Each line below should be retyped exactly, with no pictures.

* _Entries_:
################

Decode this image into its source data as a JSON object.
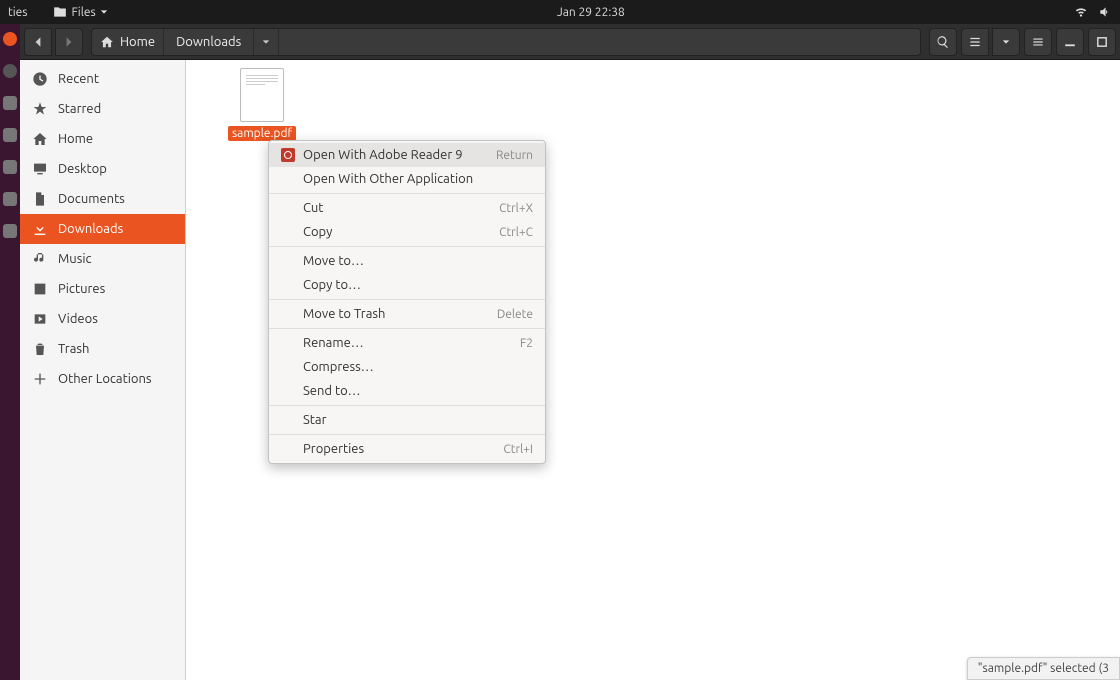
{
  "topbar": {
    "activities": "ties",
    "app_menu": "Files",
    "clock": "Jan 29  22:38"
  },
  "breadcrumbs": {
    "home": "Home",
    "current": "Downloads"
  },
  "sidebar": [
    {
      "id": "recent",
      "label": "Recent"
    },
    {
      "id": "starred",
      "label": "Starred"
    },
    {
      "id": "home",
      "label": "Home"
    },
    {
      "id": "desktop",
      "label": "Desktop"
    },
    {
      "id": "documents",
      "label": "Documents"
    },
    {
      "id": "downloads",
      "label": "Downloads",
      "active": true
    },
    {
      "id": "music",
      "label": "Music"
    },
    {
      "id": "pictures",
      "label": "Pictures"
    },
    {
      "id": "videos",
      "label": "Videos"
    },
    {
      "id": "trash",
      "label": "Trash"
    },
    {
      "id": "other",
      "label": "Other Locations"
    }
  ],
  "file": {
    "name": "sample.pdf"
  },
  "context_menu": [
    {
      "label": "Open With Adobe Reader 9",
      "shortcut": "Return",
      "icon": true,
      "highlight": true
    },
    {
      "label": "Open With Other Application"
    },
    {
      "sep": true
    },
    {
      "label": "Cut",
      "shortcut": "Ctrl+X"
    },
    {
      "label": "Copy",
      "shortcut": "Ctrl+C"
    },
    {
      "sep": true
    },
    {
      "label": "Move to…"
    },
    {
      "label": "Copy to…"
    },
    {
      "sep": true
    },
    {
      "label": "Move to Trash",
      "shortcut": "Delete"
    },
    {
      "sep": true
    },
    {
      "label": "Rename…",
      "shortcut": "F2"
    },
    {
      "label": "Compress…"
    },
    {
      "label": "Send to…"
    },
    {
      "sep": true
    },
    {
      "label": "Star"
    },
    {
      "sep": true
    },
    {
      "label": "Properties",
      "shortcut": "Ctrl+I"
    }
  ],
  "status": "\"sample.pdf\" selected  (3"
}
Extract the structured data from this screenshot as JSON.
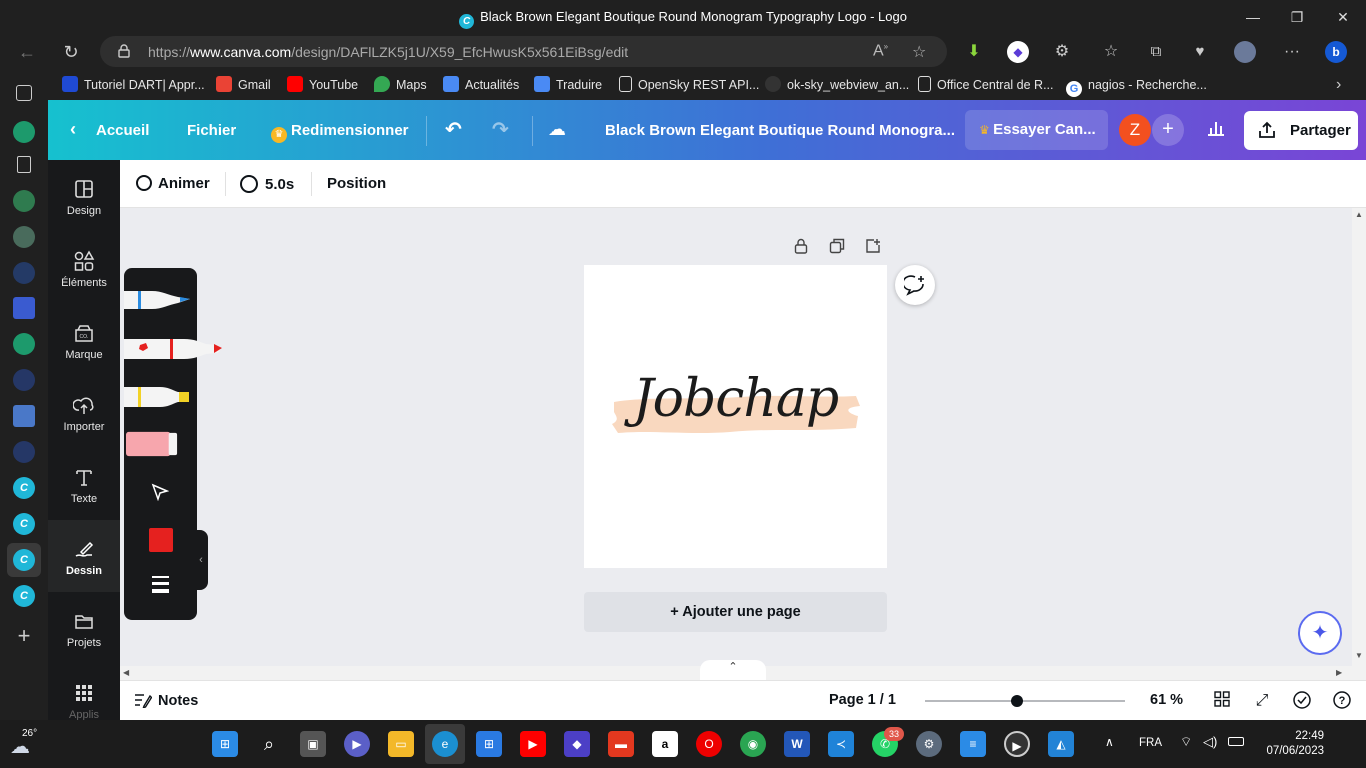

################

* _Full answer_:
Decode this image into its source data as a JSON object.
{
  "topbar": {
    "activities": "ties",
    "app_menu": "Files",
    "clock": "Jan 29  22:38"
  },
  "breadcrumbs": {
    "home": "Home",
    "current": "Downloads"
  },
  "sidebar": [
    {
      "id": "recent",
      "label": "Recent"
    },
    {
      "id": "starred",
      "label": "Starred"
    },
    {
      "id": "home",
      "label": "Home"
    },
    {
      "id": "desktop",
      "label": "Desktop"
    },
    {
      "id": "documents",
      "label": "Documents"
    },
    {
      "id": "downloads",
      "label": "Downloads",
      "active": true
    },
    {
      "id": "music",
      "label": "Music"
    },
    {
      "id": "pictures",
      "label": "Pictures"
    },
    {
      "id": "videos",
      "label": "Videos"
    },
    {
      "id": "trash",
      "label": "Trash"
    },
    {
      "id": "other",
      "label": "Other Locations"
    }
  ],
  "file": {
    "name": "sample.pdf"
  },
  "context_menu": [
    {
      "label": "Open With Adobe Reader 9",
      "shortcut": "Return",
      "icon": true,
      "highlight": true
    },
    {
      "label": "Open With Other Application"
    },
    {
      "sep": true
    },
    {
      "label": "Cut",
      "shortcut": "Ctrl+X"
    },
    {
      "label": "Copy",
      "shortcut": "Ctrl+C"
    },
    {
      "sep": true
    },
    {
      "label": "Move to…"
    },
    {
      "label": "Copy to…"
    },
    {
      "sep": true
    },
    {
      "label": "Move to Trash",
      "shortcut": "Delete"
    },
    {
      "sep": true
    },
    {
      "label": "Rename…",
      "shortcut": "F2"
    },
    {
      "label": "Compress…"
    },
    {
      "label": "Send to…"
    },
    {
      "sep": true
    },
    {
      "label": "Star"
    },
    {
      "sep": true
    },
    {
      "label": "Properties",
      "shortcut": "Ctrl+I"
    }
  ],
  "status": "\"sample.pdf\" selected  (3"
}
Extract the structured data from this screenshot as JSON.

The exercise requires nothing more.